→ EXERCISE OBJECTIVE:
Look through the listing below and give the number of lines that hold "Genel". Say nothing more.

━━ PROVIDED MATERIAL

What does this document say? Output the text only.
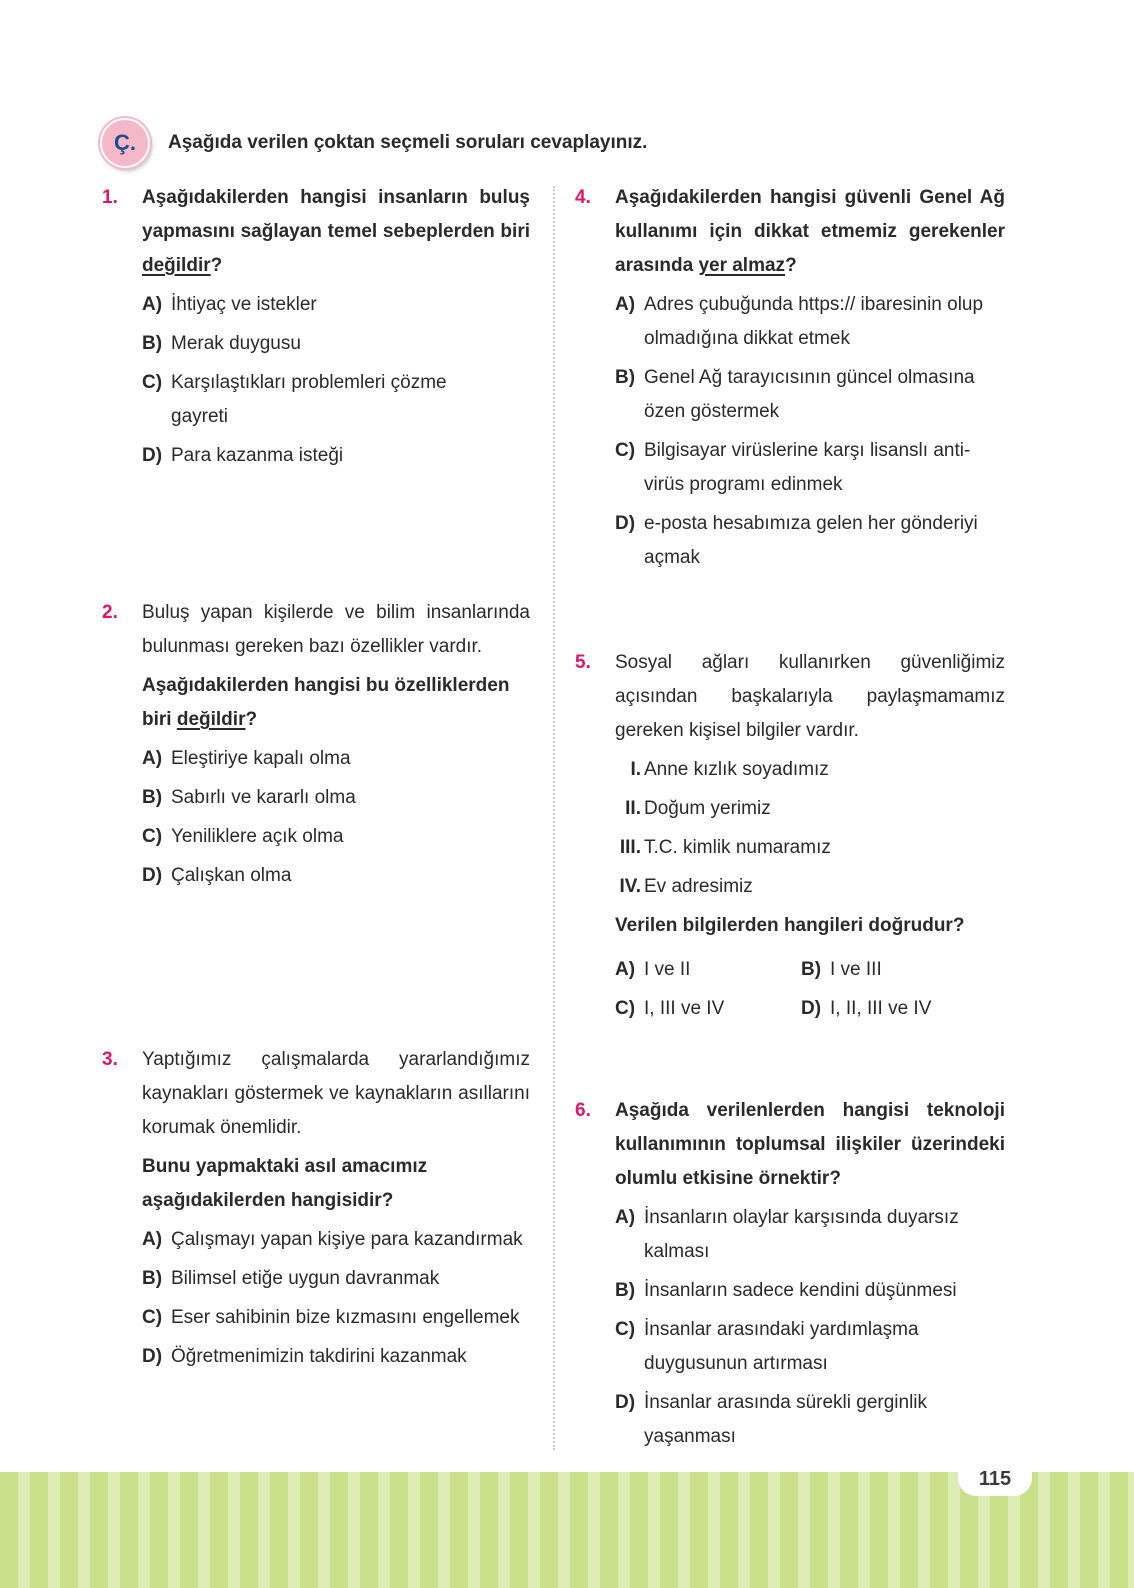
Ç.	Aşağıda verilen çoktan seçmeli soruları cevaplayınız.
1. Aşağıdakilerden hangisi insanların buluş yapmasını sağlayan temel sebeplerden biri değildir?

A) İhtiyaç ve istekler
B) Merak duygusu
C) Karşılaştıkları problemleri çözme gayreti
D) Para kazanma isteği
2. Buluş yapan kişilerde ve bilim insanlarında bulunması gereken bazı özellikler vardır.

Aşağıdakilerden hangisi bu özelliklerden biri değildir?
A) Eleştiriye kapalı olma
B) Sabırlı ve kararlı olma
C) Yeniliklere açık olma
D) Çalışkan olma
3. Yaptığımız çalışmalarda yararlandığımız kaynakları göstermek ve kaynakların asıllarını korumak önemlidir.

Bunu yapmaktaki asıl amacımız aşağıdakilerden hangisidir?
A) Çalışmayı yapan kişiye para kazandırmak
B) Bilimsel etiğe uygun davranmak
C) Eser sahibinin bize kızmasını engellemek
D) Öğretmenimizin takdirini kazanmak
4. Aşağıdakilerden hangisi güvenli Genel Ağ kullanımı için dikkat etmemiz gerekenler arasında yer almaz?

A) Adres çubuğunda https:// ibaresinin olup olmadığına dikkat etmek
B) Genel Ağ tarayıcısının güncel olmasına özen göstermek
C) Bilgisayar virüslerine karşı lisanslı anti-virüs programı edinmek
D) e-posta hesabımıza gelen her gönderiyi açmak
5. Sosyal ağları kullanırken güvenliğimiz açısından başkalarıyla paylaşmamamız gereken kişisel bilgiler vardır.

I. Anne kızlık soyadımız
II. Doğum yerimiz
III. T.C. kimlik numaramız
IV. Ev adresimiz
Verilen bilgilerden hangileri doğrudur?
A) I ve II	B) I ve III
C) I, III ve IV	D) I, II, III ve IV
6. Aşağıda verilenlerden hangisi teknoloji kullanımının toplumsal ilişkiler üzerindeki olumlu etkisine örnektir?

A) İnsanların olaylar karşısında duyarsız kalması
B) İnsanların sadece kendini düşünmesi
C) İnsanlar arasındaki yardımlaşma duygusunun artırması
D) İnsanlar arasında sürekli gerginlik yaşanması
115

━━━━
━━ PROVIDED MATERIAL

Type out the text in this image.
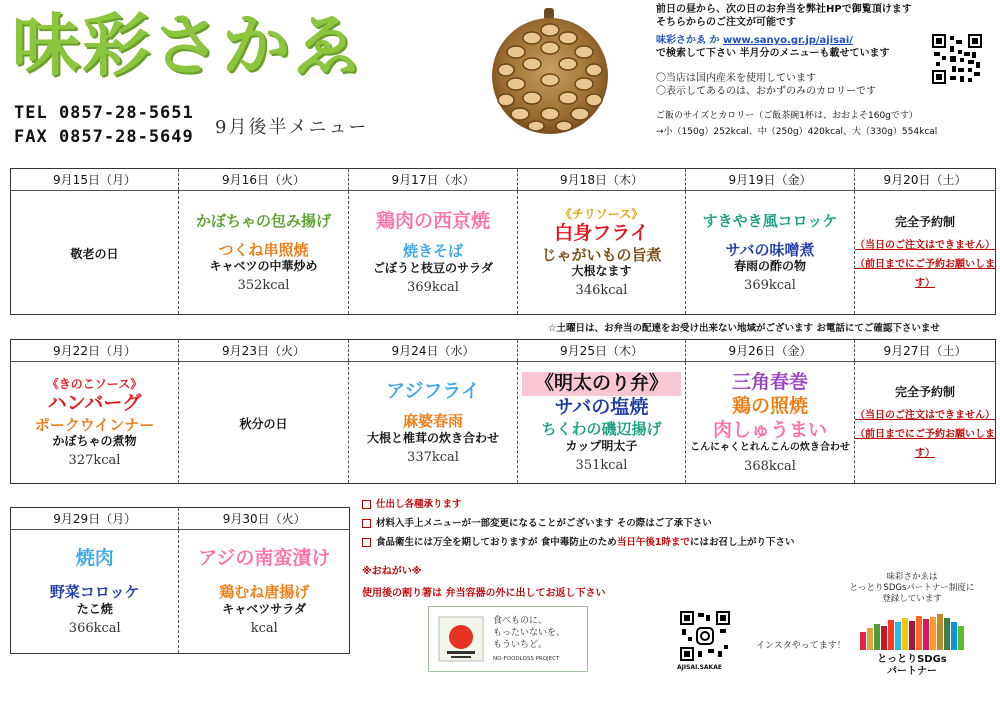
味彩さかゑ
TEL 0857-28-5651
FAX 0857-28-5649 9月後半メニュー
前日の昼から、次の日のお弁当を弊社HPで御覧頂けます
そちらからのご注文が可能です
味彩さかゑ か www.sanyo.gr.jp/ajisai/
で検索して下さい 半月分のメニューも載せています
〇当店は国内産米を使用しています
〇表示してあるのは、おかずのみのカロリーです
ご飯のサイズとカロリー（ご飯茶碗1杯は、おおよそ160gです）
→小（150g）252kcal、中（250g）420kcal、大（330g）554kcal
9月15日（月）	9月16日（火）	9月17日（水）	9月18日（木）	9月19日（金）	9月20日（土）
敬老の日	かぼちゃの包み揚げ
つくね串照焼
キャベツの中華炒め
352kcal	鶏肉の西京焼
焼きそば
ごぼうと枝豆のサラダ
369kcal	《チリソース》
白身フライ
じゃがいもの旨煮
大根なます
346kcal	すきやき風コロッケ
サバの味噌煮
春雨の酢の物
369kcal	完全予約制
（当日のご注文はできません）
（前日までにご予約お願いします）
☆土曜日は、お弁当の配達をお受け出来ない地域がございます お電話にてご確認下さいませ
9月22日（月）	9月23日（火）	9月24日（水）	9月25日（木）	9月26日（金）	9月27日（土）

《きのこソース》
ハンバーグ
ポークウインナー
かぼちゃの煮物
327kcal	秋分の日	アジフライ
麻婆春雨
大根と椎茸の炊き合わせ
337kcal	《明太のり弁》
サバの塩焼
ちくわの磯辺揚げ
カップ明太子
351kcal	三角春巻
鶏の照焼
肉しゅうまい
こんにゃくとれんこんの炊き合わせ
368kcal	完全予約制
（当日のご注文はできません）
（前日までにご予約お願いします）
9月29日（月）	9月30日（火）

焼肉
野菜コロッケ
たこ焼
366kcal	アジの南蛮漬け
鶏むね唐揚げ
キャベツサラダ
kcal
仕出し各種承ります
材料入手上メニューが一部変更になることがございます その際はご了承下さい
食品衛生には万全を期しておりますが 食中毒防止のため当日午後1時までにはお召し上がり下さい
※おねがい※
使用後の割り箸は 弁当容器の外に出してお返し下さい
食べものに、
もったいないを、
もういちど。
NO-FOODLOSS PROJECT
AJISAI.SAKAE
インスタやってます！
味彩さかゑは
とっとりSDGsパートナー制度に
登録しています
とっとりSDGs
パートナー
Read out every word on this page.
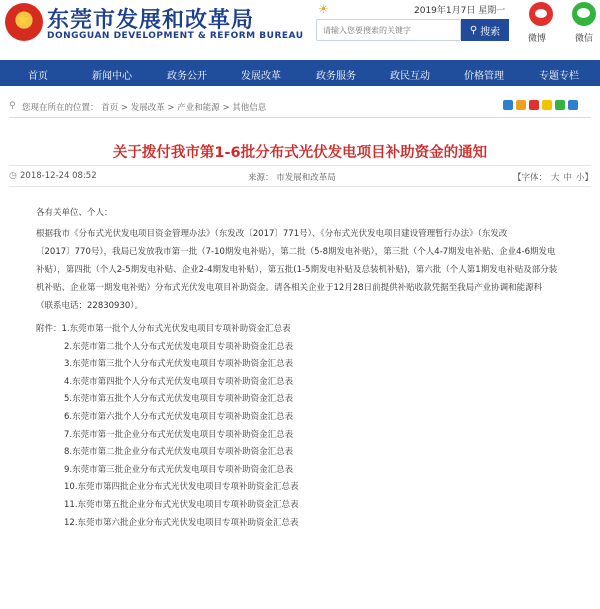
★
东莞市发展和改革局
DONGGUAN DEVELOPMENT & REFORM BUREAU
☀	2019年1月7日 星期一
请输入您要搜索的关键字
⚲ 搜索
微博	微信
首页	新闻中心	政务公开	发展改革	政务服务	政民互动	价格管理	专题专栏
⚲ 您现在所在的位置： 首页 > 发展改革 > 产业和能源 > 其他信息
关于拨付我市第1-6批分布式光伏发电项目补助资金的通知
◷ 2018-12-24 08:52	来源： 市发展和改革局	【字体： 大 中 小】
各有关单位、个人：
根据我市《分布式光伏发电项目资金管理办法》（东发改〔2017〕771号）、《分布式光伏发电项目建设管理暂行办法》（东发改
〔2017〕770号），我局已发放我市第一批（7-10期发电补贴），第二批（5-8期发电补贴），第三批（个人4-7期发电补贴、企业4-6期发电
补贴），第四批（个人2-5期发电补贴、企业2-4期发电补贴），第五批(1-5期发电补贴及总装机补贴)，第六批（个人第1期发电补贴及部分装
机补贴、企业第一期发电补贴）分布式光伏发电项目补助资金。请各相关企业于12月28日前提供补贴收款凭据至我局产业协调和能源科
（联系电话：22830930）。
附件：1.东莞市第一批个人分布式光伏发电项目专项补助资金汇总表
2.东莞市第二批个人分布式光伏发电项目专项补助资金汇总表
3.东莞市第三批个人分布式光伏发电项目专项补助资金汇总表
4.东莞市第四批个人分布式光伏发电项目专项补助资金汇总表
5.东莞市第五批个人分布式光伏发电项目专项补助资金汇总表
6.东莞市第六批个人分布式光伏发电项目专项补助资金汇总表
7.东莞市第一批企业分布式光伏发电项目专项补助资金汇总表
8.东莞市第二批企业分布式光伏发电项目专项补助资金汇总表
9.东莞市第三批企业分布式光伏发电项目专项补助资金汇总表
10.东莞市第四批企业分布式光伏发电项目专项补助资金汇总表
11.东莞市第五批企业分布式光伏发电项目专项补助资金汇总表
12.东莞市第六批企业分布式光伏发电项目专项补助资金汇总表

━━━━
━━ PROVIDED MATERIAL

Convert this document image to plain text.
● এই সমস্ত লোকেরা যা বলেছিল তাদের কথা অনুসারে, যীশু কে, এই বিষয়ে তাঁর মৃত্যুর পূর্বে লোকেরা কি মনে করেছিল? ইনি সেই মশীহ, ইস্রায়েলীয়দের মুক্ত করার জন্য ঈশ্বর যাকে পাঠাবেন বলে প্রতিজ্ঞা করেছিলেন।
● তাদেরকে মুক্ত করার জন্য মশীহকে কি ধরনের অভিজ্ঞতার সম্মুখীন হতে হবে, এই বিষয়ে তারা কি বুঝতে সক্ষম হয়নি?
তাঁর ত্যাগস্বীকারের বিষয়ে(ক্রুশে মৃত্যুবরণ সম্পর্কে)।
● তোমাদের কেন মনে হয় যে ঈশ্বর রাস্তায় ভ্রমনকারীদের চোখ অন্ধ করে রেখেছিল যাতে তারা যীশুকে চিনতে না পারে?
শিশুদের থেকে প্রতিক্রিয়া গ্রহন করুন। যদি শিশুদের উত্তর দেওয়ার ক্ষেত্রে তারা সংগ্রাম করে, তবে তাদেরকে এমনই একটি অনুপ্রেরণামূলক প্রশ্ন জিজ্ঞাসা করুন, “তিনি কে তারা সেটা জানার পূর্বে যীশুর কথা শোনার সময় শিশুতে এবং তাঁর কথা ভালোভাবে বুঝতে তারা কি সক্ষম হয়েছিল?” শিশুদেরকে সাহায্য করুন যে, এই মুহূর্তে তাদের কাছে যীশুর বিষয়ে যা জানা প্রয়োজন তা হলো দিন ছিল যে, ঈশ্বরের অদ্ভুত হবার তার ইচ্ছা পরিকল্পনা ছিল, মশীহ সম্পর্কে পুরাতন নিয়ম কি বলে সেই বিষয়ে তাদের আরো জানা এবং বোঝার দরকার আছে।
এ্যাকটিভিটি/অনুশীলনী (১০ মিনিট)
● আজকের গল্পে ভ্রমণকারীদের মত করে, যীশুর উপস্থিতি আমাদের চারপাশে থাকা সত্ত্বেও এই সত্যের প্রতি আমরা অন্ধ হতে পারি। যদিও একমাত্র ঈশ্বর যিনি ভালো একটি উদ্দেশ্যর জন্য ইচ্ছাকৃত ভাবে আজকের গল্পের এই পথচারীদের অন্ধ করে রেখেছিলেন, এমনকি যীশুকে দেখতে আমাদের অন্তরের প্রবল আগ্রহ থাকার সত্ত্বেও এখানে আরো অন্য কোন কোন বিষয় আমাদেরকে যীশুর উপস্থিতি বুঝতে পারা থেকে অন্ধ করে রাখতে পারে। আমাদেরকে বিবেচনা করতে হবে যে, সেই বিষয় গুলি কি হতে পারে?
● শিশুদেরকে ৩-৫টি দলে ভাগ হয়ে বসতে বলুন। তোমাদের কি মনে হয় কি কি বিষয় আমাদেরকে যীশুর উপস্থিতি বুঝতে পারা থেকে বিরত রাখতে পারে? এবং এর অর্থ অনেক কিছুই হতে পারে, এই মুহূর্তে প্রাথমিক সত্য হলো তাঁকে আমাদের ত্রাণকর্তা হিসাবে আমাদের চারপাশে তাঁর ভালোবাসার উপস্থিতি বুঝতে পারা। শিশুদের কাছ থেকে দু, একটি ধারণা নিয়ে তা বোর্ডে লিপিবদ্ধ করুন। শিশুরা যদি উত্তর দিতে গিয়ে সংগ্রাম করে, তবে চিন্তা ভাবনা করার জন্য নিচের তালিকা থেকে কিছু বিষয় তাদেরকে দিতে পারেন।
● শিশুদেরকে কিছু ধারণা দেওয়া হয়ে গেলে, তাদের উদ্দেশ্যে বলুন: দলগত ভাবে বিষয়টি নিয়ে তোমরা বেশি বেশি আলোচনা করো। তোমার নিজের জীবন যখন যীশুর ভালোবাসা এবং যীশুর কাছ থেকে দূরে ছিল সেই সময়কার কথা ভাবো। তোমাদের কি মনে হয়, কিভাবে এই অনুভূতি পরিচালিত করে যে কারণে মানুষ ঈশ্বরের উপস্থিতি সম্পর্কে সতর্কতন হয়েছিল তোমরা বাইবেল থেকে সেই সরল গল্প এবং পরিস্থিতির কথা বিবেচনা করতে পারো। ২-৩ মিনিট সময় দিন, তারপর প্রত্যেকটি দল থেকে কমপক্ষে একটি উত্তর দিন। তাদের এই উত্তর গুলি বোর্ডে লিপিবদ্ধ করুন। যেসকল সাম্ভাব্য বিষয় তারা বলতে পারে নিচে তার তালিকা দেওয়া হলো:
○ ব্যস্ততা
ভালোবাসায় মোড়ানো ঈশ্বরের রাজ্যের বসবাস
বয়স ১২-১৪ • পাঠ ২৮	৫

━━━━

→ RESULT OF THE EXERCISE:
2